# Goal:
Pick out every line in the data below that holds "this".

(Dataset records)
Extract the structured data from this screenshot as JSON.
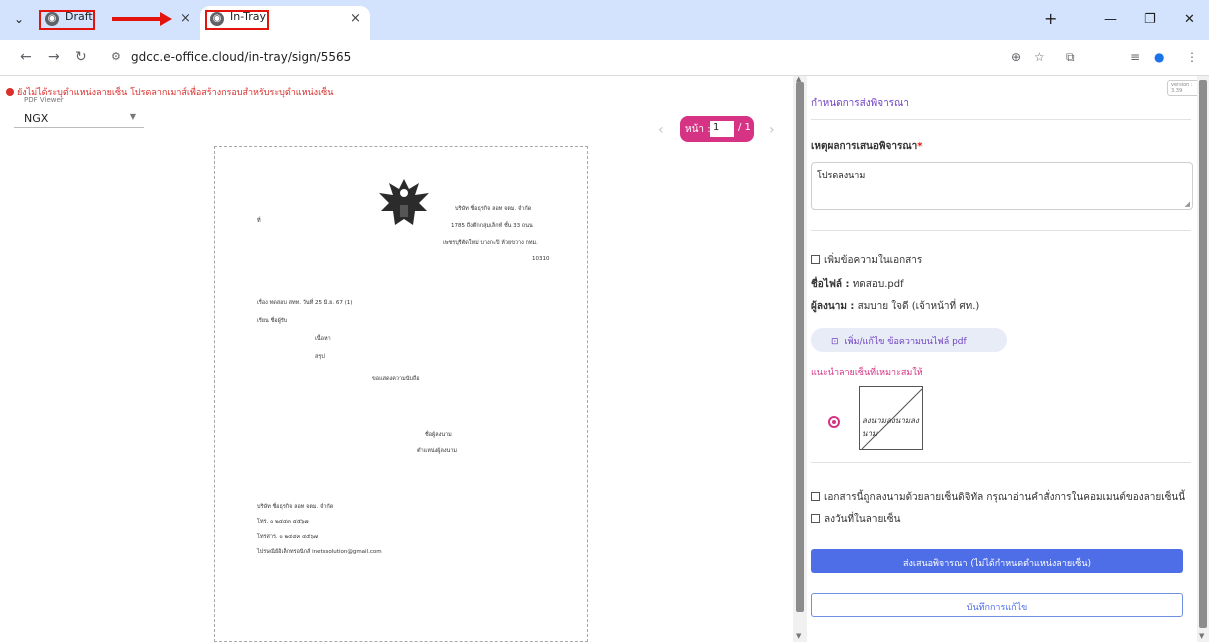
{
  "browser": {
    "tabs": [
      {
        "title": "Draft"
      },
      {
        "title": "In-Tray"
      }
    ],
    "new_tab": "+",
    "url": "gdcc.e-office.cloud/in-tray/sign/5565"
  },
  "left": {
    "warning": "ยังไม่ได้ระบุตำแหน่งลายเซ็น โปรดลากเมาส์เพื่อสร้างกรอบสำหรับระบุตำแหน่งเซ็น",
    "viewer_label": "PDF Viewer",
    "viewer_value": "NGX",
    "pager": {
      "label": "หน้า :",
      "current": "1",
      "total": "/ 1"
    }
  },
  "document": {
    "to_label": "ที่",
    "company_name": "บริษัท ชื่อธุรกิจ ลอท จตม. จำกัด",
    "address1": "1785 ถึงตึกกลุ่มเล็กท์ ชั้น 33 ถนน",
    "address2": "เพชรบุรีตัดใหม่ บางกะปิ ห้วยขวาง กทม.",
    "postcode": "10310",
    "subject": "เรื่อง ทดสอบ สทท. วันที่ 25 มิ.ย. 67 (1)",
    "salutation": "เรียน ชื่อผู้รับ",
    "body1": "เนื้อหา",
    "body2": "สรุป",
    "closing": "ขอแสดงความนับถือ",
    "signer_name": "ชื่อผู้ลงนาม",
    "signer_position": "ตำแหน่งผู้ลงนาม",
    "footer1": "บริษัท ชื่อธุรกิจ ลอท จตม. จำกัด",
    "footer2": "โทร. ๐ ๒๔๔๓ ๔๕๖๗",
    "footer3": "โทรสาร. ๐ ๒๔๔๓ ๔๕๖๗",
    "footer4": "ไปรษณีย์อิเล็กทรอนิกส์ inetssolution@gmail.com"
  },
  "right": {
    "version": "version : 3.39",
    "heading": "กำหนดการส่งพิจารณา",
    "reason_label": "เหตุผลการเสนอพิจารณา",
    "required_mark": "*",
    "reason_value": "โปรดลงนาม",
    "add_text_label": "เพิ่มข้อความในเอกสาร",
    "file_label": "ชื่อไฟล์ :",
    "file_value": "ทดสอบ.pdf",
    "signer_label": "ผู้ลงนาม :",
    "signer_value": "สมบาย ใจดี (เจ้าหน้าที่ ศท.)",
    "pdf_button": "เพิ่ม/แก้ไข ข้อความบนไฟล์ pdf",
    "suggest_label": "แนะนำลายเซ็นที่เหมาะสมให้",
    "signature_text": "ลงนามลงนามลงนาม",
    "digital_sig_check": "เอกสารนี้ถูกลงนามด้วยลายเซ็นดิจิทัล กรุณาอ่านคำสั่งการในคอมเมนต์ของลายเซ็นนี้",
    "date_check": "ลงวันที่ในลายเซ็น",
    "submit_button": "ส่งเสนอพิจารณา (ไม่ได้กำหนดตำแหน่งลายเซ็น)",
    "save_button": "บันทึกการแก้ไข"
  },
  "colors": {
    "accent": "#d63384",
    "heading_purple": "#6f42c1",
    "primary_blue": "#4e6ee8",
    "annotation_red": "#e3140c",
    "tabstrip": "#d3e3fd"
  }
}
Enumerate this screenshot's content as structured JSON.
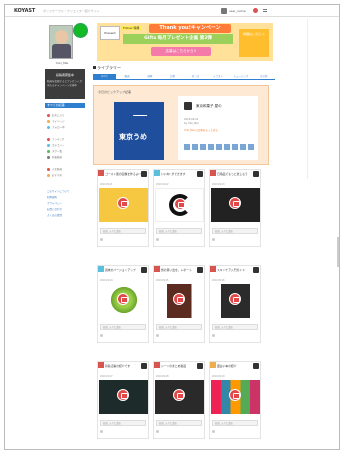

# Task response:
Extract the structured data from this screenshot as JSON.
Enumerate this screenshot's content as structured JSON.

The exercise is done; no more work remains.